# EXERCISE
In the figure legends, over what range of molar excess were the JADE1 constructs titrated in the acetyltransferase assay?

# PASSAGE TO READ

JADE1 requires an additional N-terminal region for H3/H4 binding and HBO1 HAT potentiation. Shown is the titration of JADE1 constructs (55–85 and 1–188) from 0- to 16-fold molar excess of HBO1 HAT domain tested for acetyltransferase activity on the H3/H4 complex. Radioactive counts are converted to enzyme rate as described under “Experimental procedures.”

Figure 3.

The additional JADE1 N-terminal HCBD specifically binds the histone core region. A, MBP-JADE1 pulldowns of four different H3/H4 complexes (H3/H4, H3(TL)/H4, H3/H4(TL), H3(TL)/H4(TL)) with results resolved on SDS-PAGE. MW Std., molecular weight standard. B, GST-H4(1–19) pulldowns of HBO1-HAT in the presence and absence of JADE1(1–188) with results resolved on SDS-PAGE. C, ITC studies of JADE1 constructs titrated into the H3/H4 complex showing the heat profile (top) and the calculated binding isotherm (bottom). Thermodynamic data calculated from these data are shown at the right. D, MBP-JADE1 pulldowns of HBO1-HAT and H3/H4 complex in the presence and absence of each other, with results resolved on SDS-PAGE.

Figure 4.

JADE1 selectively binds to H3/H4 over H2A/H2B and the nucleosome core particle. A, MBP-JADE1 pulldowns of HBO1 HAT and (H3/H4 or H2A/H2B) in the presence or absence of each other, with results resolved on SDS-PAGE. MW Std., molecular weight standard. B, MBP-JADE1 pulldowns of HBO1 HAT and H3/H4, H2A/H2B and mixtures of the two with results resolved on SDS-PAGE. C, MBP-JADE1 pulldowns of H3/H4 or nucleosome core particles with results resolved on SDS-PAGE. D, activity comparison of HBO1 HAT and HBO1 full-length in the presence and absence of a saturating concentration of JADE1(1–188) as either H3H4 complex or nucleosome core particles as the substrate. The activity of these proteins on various substrates was compared using radioactive counts.

# DATA FOR ANALYSIS
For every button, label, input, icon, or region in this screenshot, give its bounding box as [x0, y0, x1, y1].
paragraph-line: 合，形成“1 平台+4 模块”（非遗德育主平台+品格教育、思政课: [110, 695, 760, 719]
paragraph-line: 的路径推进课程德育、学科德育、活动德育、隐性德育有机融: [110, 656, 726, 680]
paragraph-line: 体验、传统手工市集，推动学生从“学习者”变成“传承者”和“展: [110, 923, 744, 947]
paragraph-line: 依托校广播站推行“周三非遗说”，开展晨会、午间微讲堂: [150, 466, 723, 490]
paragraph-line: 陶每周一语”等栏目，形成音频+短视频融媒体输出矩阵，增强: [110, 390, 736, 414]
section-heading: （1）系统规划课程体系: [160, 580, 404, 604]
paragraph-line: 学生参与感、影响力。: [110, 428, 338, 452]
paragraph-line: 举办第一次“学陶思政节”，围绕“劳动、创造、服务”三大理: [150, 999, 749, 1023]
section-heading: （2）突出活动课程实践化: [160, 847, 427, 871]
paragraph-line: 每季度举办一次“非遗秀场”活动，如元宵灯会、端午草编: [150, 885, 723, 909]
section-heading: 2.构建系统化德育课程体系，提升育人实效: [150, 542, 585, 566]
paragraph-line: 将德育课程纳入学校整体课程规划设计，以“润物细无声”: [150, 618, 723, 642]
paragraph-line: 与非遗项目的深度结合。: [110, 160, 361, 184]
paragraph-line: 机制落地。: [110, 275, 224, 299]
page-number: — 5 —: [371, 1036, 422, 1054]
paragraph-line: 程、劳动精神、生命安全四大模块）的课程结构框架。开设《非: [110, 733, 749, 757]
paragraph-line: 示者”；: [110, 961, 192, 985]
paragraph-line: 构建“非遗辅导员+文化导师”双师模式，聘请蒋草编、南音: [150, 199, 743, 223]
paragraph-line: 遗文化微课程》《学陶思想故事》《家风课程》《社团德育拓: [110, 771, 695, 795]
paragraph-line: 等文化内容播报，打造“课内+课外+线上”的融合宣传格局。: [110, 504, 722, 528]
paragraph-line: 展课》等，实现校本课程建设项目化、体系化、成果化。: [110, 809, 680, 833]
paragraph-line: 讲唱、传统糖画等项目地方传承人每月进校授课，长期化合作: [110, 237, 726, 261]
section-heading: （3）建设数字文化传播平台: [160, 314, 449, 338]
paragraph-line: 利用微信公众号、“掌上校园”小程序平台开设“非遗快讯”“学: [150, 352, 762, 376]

# SOLUTION FOR THIS TASK
From 0- to 16-fold molar excess of HBO1 HAT domain.